### EXERCISE
Count how many lines in this material contain "нояб". The answer is that number alone.

====== SUPPLIED MATERIAL

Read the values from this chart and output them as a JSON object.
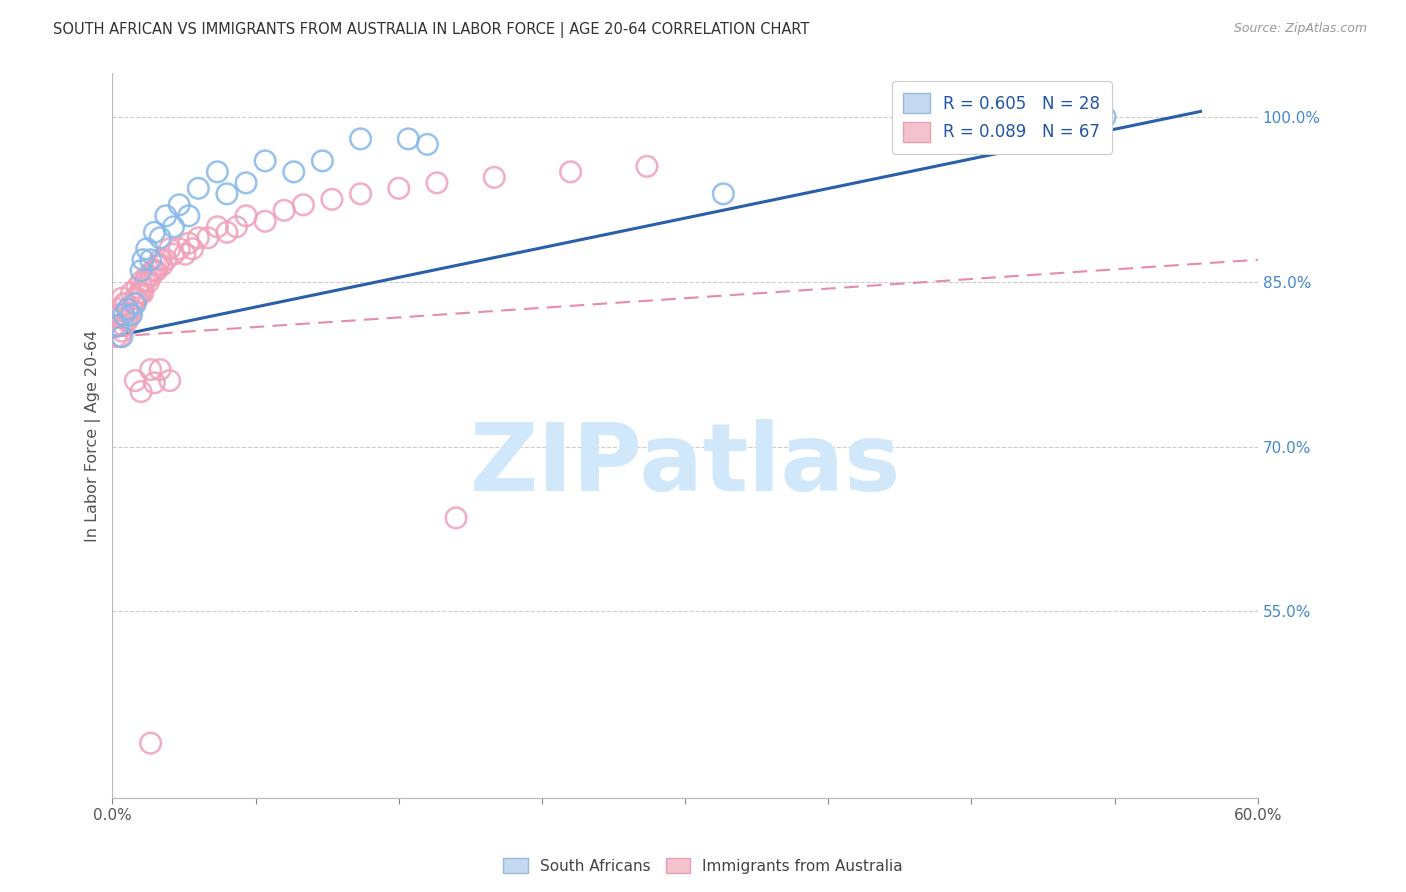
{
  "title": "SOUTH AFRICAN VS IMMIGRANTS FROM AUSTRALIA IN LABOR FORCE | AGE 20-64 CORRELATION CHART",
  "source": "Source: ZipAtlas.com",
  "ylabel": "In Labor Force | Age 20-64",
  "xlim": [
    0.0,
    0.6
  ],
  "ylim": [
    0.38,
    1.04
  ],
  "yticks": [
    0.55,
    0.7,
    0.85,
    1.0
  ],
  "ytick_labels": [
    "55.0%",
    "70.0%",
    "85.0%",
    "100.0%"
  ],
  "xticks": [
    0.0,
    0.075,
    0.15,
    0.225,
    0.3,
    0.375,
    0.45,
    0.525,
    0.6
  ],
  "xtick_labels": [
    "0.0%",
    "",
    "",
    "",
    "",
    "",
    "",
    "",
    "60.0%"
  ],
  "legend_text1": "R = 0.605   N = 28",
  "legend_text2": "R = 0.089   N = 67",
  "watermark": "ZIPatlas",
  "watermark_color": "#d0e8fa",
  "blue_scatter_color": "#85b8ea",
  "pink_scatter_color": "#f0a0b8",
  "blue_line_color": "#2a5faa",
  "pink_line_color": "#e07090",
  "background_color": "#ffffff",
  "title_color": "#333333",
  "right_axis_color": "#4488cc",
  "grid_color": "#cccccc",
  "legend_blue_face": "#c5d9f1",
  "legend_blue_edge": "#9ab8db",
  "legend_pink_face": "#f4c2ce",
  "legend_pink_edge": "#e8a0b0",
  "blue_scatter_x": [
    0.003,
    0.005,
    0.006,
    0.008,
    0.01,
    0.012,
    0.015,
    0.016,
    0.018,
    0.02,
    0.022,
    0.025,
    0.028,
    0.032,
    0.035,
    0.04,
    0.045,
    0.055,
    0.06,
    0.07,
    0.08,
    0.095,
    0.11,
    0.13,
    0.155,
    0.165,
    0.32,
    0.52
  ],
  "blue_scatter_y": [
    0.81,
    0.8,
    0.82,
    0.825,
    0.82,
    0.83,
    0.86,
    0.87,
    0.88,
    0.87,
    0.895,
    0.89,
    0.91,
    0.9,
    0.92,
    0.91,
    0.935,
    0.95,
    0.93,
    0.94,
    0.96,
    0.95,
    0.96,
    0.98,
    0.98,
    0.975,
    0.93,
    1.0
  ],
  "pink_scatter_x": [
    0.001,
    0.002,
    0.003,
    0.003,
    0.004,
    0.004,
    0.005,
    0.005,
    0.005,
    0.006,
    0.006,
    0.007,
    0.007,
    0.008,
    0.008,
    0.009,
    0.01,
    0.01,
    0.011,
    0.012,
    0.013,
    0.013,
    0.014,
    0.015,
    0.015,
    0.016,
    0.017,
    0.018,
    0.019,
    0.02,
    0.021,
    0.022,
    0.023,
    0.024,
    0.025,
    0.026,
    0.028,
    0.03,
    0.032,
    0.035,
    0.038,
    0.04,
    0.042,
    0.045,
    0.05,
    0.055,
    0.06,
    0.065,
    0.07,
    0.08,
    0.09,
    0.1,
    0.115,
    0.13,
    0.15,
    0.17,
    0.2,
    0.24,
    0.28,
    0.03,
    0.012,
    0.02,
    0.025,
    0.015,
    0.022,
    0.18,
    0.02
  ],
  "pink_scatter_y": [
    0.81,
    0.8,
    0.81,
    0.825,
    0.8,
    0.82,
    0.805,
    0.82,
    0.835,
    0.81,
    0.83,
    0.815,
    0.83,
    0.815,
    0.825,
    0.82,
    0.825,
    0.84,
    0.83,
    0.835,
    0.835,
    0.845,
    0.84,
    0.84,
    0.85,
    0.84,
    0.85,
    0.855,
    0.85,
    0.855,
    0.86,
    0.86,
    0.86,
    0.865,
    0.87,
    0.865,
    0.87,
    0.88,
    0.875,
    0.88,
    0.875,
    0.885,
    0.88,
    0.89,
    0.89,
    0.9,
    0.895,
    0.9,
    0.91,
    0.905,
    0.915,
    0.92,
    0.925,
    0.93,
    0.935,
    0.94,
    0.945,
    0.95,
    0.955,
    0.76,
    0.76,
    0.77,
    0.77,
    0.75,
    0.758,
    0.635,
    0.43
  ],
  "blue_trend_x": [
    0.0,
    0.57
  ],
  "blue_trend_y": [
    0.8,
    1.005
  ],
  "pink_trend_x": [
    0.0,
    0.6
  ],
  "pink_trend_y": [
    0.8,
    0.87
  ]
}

============
====== SUPPLIED MATERIAL

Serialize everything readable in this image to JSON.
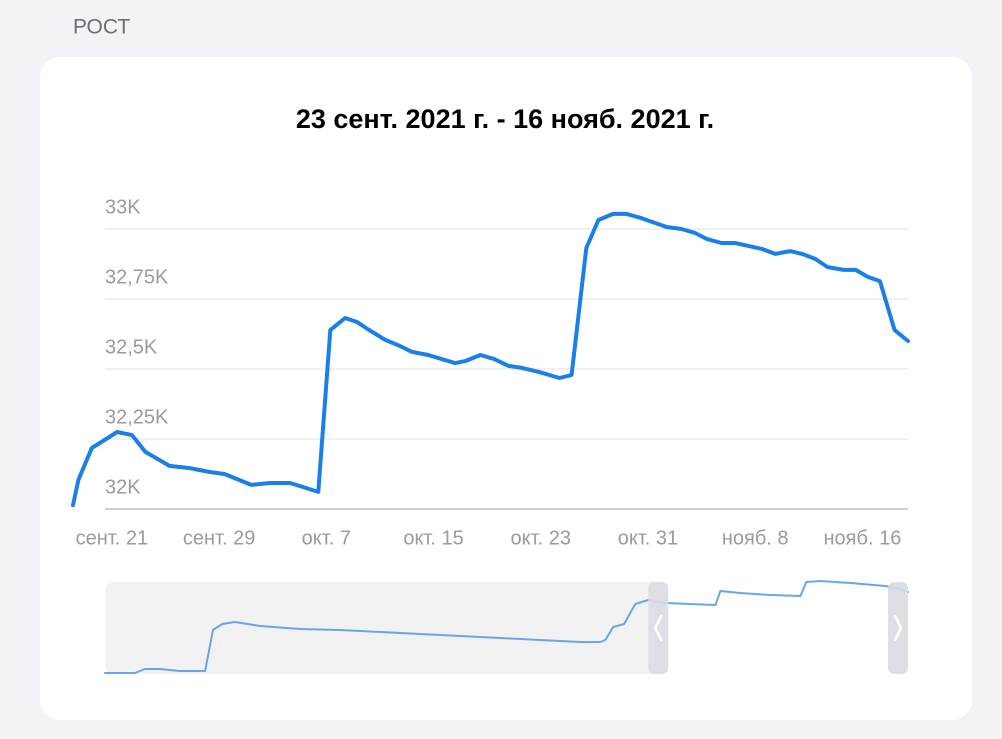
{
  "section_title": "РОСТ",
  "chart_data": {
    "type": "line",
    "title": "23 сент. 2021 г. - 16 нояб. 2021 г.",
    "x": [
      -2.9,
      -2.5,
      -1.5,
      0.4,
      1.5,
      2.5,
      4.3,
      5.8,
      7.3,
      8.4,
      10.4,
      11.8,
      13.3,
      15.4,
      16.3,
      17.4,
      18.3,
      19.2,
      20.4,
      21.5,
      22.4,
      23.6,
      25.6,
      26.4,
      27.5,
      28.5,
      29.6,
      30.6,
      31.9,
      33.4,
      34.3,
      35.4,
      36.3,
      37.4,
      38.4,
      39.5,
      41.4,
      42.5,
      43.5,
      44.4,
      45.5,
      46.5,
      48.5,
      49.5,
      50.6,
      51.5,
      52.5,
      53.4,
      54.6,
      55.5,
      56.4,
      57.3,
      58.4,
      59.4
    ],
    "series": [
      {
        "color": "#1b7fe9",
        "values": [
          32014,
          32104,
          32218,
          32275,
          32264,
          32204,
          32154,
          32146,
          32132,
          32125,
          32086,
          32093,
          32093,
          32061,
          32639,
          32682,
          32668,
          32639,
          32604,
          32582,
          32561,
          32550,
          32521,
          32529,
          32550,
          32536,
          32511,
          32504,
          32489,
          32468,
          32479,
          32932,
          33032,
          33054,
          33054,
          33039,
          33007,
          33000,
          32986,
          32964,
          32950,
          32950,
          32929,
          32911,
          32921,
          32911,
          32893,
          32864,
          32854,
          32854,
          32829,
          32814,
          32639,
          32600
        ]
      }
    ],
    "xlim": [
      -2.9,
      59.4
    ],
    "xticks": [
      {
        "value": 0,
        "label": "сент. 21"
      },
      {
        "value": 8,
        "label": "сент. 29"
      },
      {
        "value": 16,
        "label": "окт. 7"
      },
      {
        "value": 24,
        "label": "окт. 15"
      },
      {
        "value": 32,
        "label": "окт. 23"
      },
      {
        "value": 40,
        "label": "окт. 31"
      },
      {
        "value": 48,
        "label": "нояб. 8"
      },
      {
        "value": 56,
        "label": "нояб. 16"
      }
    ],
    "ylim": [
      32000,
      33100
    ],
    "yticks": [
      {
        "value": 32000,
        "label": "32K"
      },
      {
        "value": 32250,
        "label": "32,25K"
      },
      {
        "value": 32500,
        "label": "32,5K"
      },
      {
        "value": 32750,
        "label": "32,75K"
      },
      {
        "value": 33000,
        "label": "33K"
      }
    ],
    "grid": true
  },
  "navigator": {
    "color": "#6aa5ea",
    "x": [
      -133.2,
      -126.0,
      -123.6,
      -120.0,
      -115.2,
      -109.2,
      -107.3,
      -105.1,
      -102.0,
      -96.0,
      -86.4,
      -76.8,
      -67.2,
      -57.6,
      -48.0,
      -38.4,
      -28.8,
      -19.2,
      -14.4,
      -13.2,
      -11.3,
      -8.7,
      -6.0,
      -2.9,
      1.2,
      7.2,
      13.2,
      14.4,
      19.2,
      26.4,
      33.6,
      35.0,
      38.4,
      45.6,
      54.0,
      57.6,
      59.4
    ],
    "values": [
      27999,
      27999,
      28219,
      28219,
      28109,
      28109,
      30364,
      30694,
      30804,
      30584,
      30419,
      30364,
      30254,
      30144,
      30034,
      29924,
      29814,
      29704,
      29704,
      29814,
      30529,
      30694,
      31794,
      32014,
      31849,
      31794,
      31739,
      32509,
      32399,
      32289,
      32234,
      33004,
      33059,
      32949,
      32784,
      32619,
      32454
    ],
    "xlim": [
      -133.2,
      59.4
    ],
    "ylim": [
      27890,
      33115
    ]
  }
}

============

### THE SOLUTION
3